# START OF Stored data

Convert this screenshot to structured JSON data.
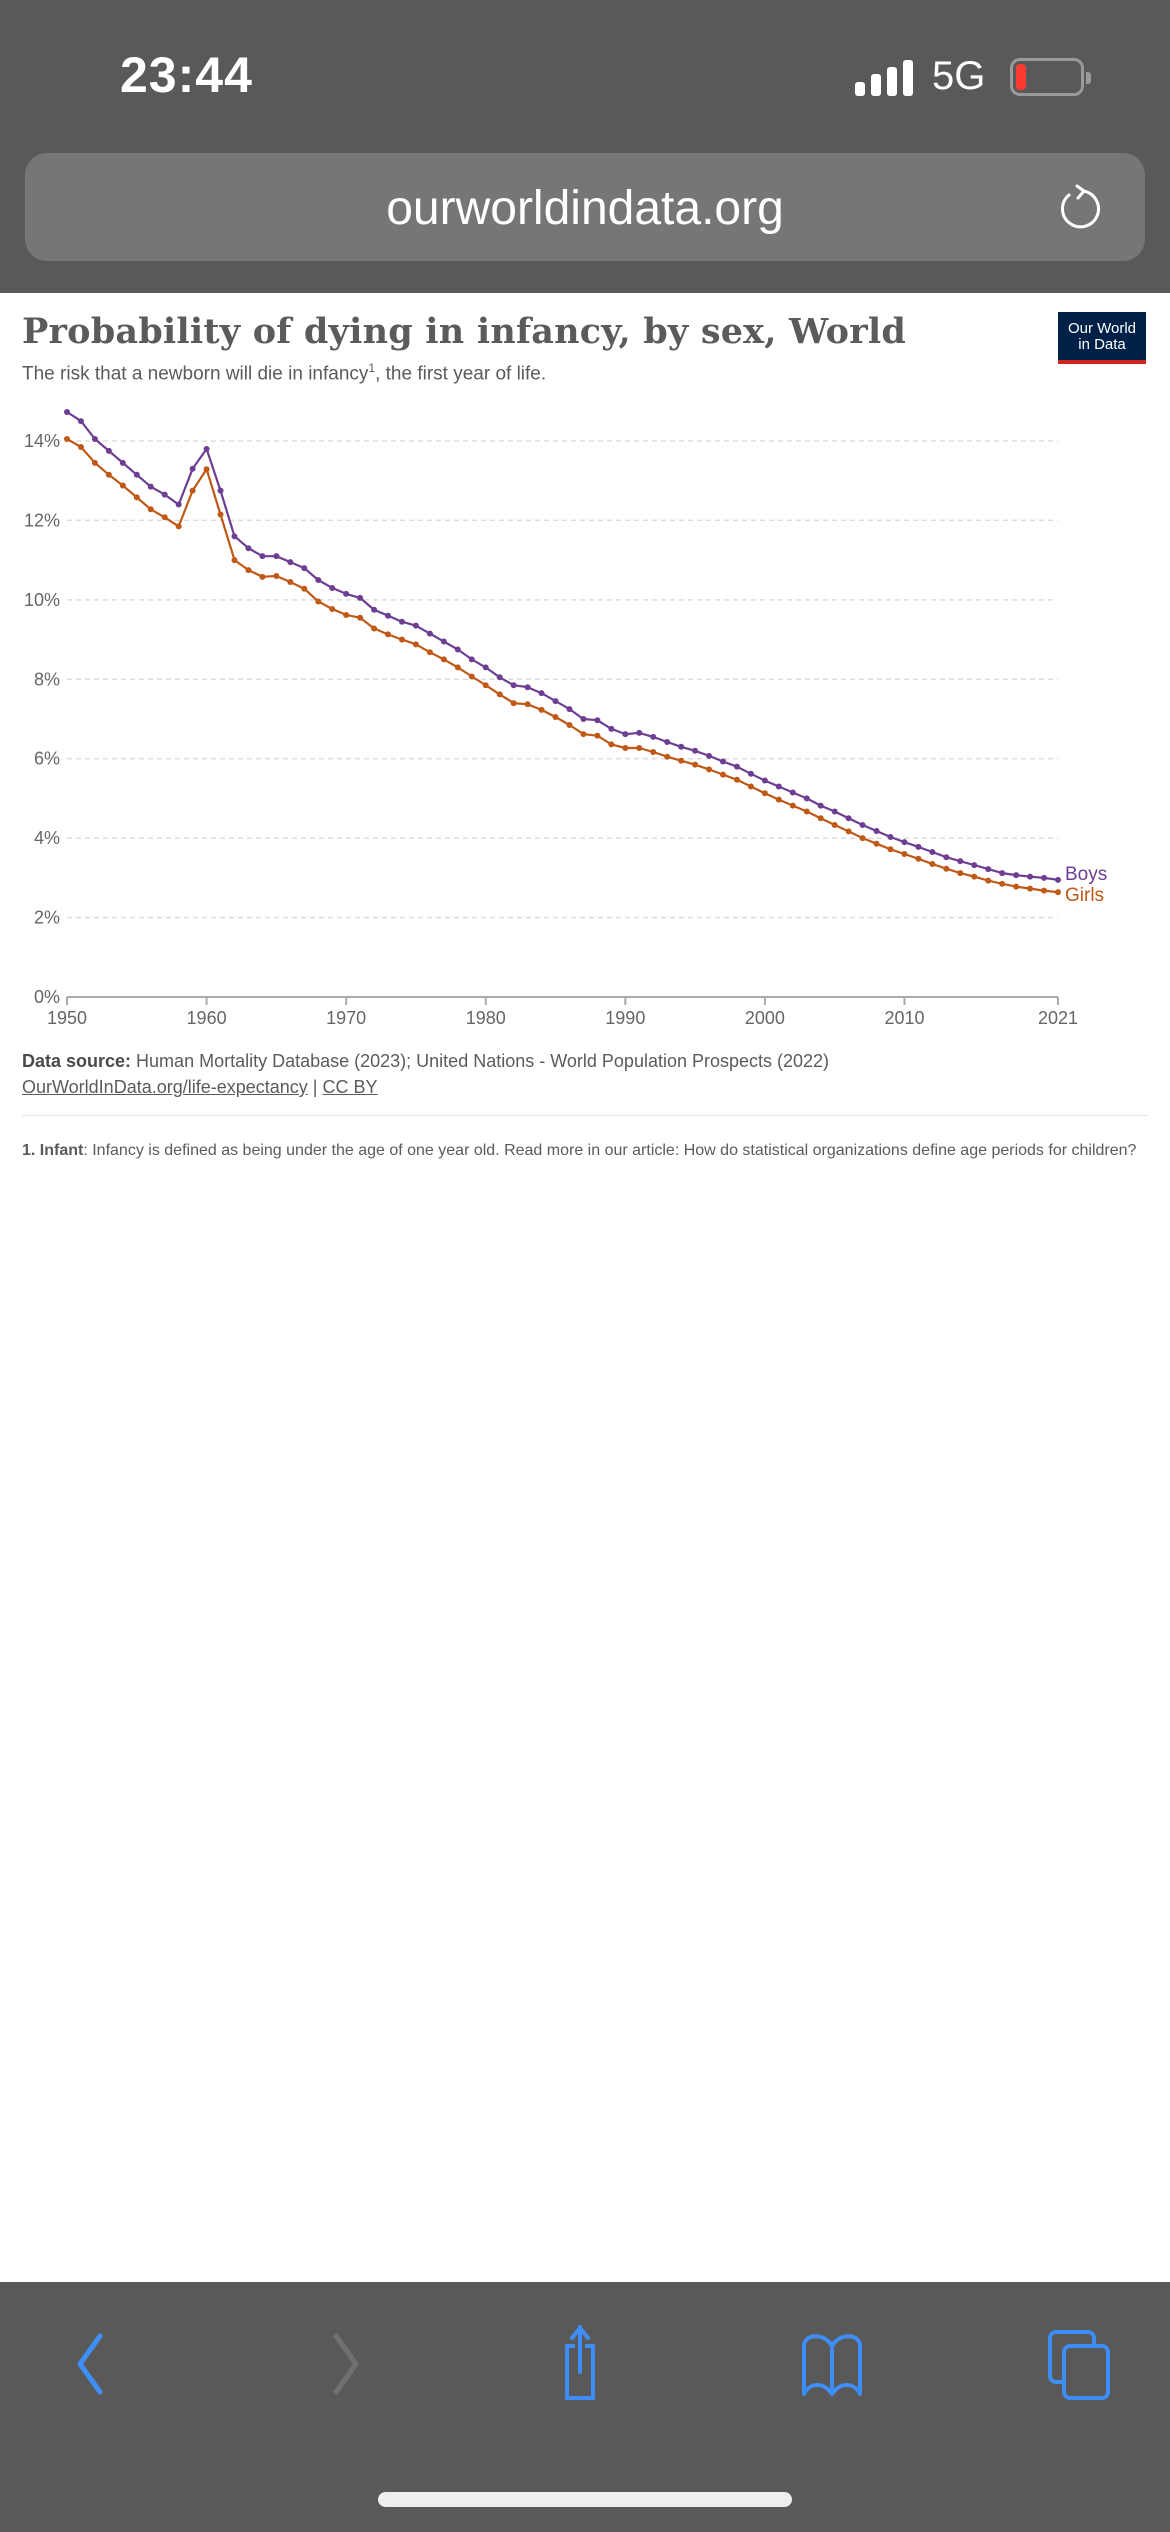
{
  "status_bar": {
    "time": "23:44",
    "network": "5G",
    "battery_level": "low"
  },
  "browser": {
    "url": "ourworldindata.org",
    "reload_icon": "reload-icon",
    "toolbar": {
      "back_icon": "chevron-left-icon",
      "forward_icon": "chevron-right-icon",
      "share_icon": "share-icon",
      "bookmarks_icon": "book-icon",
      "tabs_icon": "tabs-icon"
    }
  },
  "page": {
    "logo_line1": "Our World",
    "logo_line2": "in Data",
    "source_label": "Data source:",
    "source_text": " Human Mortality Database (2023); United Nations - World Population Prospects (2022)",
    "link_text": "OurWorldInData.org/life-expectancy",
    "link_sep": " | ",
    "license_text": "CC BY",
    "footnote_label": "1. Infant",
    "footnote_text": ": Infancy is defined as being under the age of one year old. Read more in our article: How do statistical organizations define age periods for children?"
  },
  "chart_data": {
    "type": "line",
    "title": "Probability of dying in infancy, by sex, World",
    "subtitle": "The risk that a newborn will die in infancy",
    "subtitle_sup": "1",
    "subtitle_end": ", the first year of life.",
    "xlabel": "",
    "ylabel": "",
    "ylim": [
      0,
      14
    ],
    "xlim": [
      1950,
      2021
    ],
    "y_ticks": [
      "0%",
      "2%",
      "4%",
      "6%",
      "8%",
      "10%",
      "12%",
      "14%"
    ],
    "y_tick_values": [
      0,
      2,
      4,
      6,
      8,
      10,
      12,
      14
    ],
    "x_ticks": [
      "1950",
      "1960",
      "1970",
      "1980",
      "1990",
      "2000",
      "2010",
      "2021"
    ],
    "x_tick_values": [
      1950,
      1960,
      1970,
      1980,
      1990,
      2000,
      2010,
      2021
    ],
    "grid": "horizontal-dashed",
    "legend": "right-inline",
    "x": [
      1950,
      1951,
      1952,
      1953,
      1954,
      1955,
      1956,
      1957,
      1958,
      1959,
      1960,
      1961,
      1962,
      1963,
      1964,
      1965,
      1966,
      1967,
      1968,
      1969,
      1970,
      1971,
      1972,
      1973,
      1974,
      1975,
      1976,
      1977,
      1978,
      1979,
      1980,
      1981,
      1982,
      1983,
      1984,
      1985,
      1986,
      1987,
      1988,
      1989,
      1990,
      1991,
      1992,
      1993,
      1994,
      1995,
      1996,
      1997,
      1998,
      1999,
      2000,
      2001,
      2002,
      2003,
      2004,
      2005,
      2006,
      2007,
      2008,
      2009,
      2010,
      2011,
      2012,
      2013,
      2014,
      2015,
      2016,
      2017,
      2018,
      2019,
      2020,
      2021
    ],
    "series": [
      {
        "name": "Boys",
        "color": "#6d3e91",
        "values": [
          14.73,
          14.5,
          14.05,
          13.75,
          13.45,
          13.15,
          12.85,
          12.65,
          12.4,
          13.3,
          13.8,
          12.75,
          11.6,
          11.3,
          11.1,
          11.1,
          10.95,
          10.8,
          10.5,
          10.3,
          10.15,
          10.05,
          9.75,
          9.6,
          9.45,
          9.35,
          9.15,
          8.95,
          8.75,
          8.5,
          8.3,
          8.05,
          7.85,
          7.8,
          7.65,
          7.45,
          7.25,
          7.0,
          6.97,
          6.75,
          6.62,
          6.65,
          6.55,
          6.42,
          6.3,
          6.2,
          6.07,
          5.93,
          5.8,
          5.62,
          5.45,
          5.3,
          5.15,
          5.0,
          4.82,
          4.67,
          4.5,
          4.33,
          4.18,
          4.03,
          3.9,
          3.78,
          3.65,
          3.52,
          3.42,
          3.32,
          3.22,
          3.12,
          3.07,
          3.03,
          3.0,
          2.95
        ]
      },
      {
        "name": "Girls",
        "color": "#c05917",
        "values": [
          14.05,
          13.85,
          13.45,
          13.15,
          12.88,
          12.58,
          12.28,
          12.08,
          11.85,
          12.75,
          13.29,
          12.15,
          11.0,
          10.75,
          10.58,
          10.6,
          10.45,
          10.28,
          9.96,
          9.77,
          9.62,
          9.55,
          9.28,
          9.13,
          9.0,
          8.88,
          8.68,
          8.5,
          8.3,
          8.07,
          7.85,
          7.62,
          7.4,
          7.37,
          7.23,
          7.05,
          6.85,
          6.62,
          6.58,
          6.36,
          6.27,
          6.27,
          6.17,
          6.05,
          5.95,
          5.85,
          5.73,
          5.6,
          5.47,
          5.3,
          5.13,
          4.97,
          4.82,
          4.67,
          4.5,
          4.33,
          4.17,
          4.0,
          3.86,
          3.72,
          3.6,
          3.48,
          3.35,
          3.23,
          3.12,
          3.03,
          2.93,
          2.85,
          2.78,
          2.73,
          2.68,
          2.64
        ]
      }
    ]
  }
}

# END OF Stored data

#### Task goal:
All of the records above must be copied exactly, except for the pictures.

#### Complete answer:
Convert this screenshot to structured JSON data.
{
  "status_bar": {
    "time": "23:44",
    "network": "5G",
    "battery_level": "low"
  },
  "browser": {
    "url": "ourworldindata.org",
    "reload_icon": "reload-icon",
    "toolbar": {
      "back_icon": "chevron-left-icon",
      "forward_icon": "chevron-right-icon",
      "share_icon": "share-icon",
      "bookmarks_icon": "book-icon",
      "tabs_icon": "tabs-icon"
    }
  },
  "page": {
    "logo_line1": "Our World",
    "logo_line2": "in Data",
    "source_label": "Data source:",
    "source_text": " Human Mortality Database (2023); United Nations - World Population Prospects (2022)",
    "link_text": "OurWorldInData.org/life-expectancy",
    "link_sep": " | ",
    "license_text": "CC BY",
    "footnote_label": "1. Infant",
    "footnote_text": ": Infancy is defined as being under the age of one year old. Read more in our article: How do statistical organizations define age periods for children?"
  },
  "chart_data": {
    "type": "line",
    "title": "Probability of dying in infancy, by sex, World",
    "subtitle": "The risk that a newborn will die in infancy",
    "subtitle_sup": "1",
    "subtitle_end": ", the first year of life.",
    "xlabel": "",
    "ylabel": "",
    "ylim": [
      0,
      14
    ],
    "xlim": [
      1950,
      2021
    ],
    "y_ticks": [
      "0%",
      "2%",
      "4%",
      "6%",
      "8%",
      "10%",
      "12%",
      "14%"
    ],
    "y_tick_values": [
      0,
      2,
      4,
      6,
      8,
      10,
      12,
      14
    ],
    "x_ticks": [
      "1950",
      "1960",
      "1970",
      "1980",
      "1990",
      "2000",
      "2010",
      "2021"
    ],
    "x_tick_values": [
      1950,
      1960,
      1970,
      1980,
      1990,
      2000,
      2010,
      2021
    ],
    "grid": "horizontal-dashed",
    "legend": "right-inline",
    "x": [
      1950,
      1951,
      1952,
      1953,
      1954,
      1955,
      1956,
      1957,
      1958,
      1959,
      1960,
      1961,
      1962,
      1963,
      1964,
      1965,
      1966,
      1967,
      1968,
      1969,
      1970,
      1971,
      1972,
      1973,
      1974,
      1975,
      1976,
      1977,
      1978,
      1979,
      1980,
      1981,
      1982,
      1983,
      1984,
      1985,
      1986,
      1987,
      1988,
      1989,
      1990,
      1991,
      1992,
      1993,
      1994,
      1995,
      1996,
      1997,
      1998,
      1999,
      2000,
      2001,
      2002,
      2003,
      2004,
      2005,
      2006,
      2007,
      2008,
      2009,
      2010,
      2011,
      2012,
      2013,
      2014,
      2015,
      2016,
      2017,
      2018,
      2019,
      2020,
      2021
    ],
    "series": [
      {
        "name": "Boys",
        "color": "#6d3e91",
        "values": [
          14.73,
          14.5,
          14.05,
          13.75,
          13.45,
          13.15,
          12.85,
          12.65,
          12.4,
          13.3,
          13.8,
          12.75,
          11.6,
          11.3,
          11.1,
          11.1,
          10.95,
          10.8,
          10.5,
          10.3,
          10.15,
          10.05,
          9.75,
          9.6,
          9.45,
          9.35,
          9.15,
          8.95,
          8.75,
          8.5,
          8.3,
          8.05,
          7.85,
          7.8,
          7.65,
          7.45,
          7.25,
          7.0,
          6.97,
          6.75,
          6.62,
          6.65,
          6.55,
          6.42,
          6.3,
          6.2,
          6.07,
          5.93,
          5.8,
          5.62,
          5.45,
          5.3,
          5.15,
          5.0,
          4.82,
          4.67,
          4.5,
          4.33,
          4.18,
          4.03,
          3.9,
          3.78,
          3.65,
          3.52,
          3.42,
          3.32,
          3.22,
          3.12,
          3.07,
          3.03,
          3.0,
          2.95
        ]
      },
      {
        "name": "Girls",
        "color": "#c05917",
        "values": [
          14.05,
          13.85,
          13.45,
          13.15,
          12.88,
          12.58,
          12.28,
          12.08,
          11.85,
          12.75,
          13.29,
          12.15,
          11.0,
          10.75,
          10.58,
          10.6,
          10.45,
          10.28,
          9.96,
          9.77,
          9.62,
          9.55,
          9.28,
          9.13,
          9.0,
          8.88,
          8.68,
          8.5,
          8.3,
          8.07,
          7.85,
          7.62,
          7.4,
          7.37,
          7.23,
          7.05,
          6.85,
          6.62,
          6.58,
          6.36,
          6.27,
          6.27,
          6.17,
          6.05,
          5.95,
          5.85,
          5.73,
          5.6,
          5.47,
          5.3,
          5.13,
          4.97,
          4.82,
          4.67,
          4.5,
          4.33,
          4.17,
          4.0,
          3.86,
          3.72,
          3.6,
          3.48,
          3.35,
          3.23,
          3.12,
          3.03,
          2.93,
          2.85,
          2.78,
          2.73,
          2.68,
          2.64
        ]
      }
    ]
  }
}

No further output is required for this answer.